Every entry must be copied word for word.

Raw records —
########
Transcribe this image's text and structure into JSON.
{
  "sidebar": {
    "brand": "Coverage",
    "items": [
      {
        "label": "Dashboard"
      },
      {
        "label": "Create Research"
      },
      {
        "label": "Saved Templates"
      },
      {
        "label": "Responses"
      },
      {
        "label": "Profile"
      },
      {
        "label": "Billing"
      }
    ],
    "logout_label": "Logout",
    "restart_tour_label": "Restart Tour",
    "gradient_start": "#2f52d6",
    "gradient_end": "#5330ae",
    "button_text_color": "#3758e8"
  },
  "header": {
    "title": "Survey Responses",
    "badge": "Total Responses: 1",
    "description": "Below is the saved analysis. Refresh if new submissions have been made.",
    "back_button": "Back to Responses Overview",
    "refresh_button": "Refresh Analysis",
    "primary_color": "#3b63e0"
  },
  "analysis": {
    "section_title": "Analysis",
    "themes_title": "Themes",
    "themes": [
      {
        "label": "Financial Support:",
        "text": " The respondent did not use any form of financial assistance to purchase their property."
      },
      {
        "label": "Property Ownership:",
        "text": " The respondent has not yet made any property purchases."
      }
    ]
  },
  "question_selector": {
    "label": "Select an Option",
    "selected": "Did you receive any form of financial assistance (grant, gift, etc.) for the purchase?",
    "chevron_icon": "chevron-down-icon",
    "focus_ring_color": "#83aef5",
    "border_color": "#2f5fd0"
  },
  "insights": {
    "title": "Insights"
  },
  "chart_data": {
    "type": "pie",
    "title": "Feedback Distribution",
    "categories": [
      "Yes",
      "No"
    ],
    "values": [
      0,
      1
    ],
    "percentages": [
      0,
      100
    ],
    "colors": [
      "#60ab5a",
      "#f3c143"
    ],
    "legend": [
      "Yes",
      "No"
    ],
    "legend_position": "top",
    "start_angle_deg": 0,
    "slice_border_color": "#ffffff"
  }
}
########
Answer below —
Transcribe this image's text and structure into JSON.
{
  "sidebar": {
    "brand": "Coverage",
    "items": [
      {
        "label": "Dashboard"
      },
      {
        "label": "Create Research"
      },
      {
        "label": "Saved Templates"
      },
      {
        "label": "Responses"
      },
      {
        "label": "Profile"
      },
      {
        "label": "Billing"
      }
    ],
    "logout_label": "Logout",
    "restart_tour_label": "Restart Tour",
    "gradient_start": "#2f52d6",
    "gradient_end": "#5330ae",
    "button_text_color": "#3758e8"
  },
  "header": {
    "title": "Survey Responses",
    "badge": "Total Responses: 1",
    "description": "Below is the saved analysis. Refresh if new submissions have been made.",
    "back_button": "Back to Responses Overview",
    "refresh_button": "Refresh Analysis",
    "primary_color": "#3b63e0"
  },
  "analysis": {
    "section_title": "Analysis",
    "themes_title": "Themes",
    "themes": [
      {
        "label": "Financial Support:",
        "text": " The respondent did not use any form of financial assistance to purchase their property."
      },
      {
        "label": "Property Ownership:",
        "text": " The respondent has not yet made any property purchases."
      }
    ]
  },
  "question_selector": {
    "label": "Select an Option",
    "selected": "Did you receive any form of financial assistance (grant, gift, etc.) for the purchase?",
    "chevron_icon": "chevron-down-icon",
    "focus_ring_color": "#83aef5",
    "border_color": "#2f5fd0"
  },
  "insights": {
    "title": "Insights"
  },
  "chart_data": {
    "type": "pie",
    "title": "Feedback Distribution",
    "categories": [
      "Yes",
      "No"
    ],
    "values": [
      0,
      1
    ],
    "percentages": [
      0,
      100
    ],
    "colors": [
      "#60ab5a",
      "#f3c143"
    ],
    "legend": [
      "Yes",
      "No"
    ],
    "legend_position": "top",
    "start_angle_deg": 0,
    "slice_border_color": "#ffffff"
  }
}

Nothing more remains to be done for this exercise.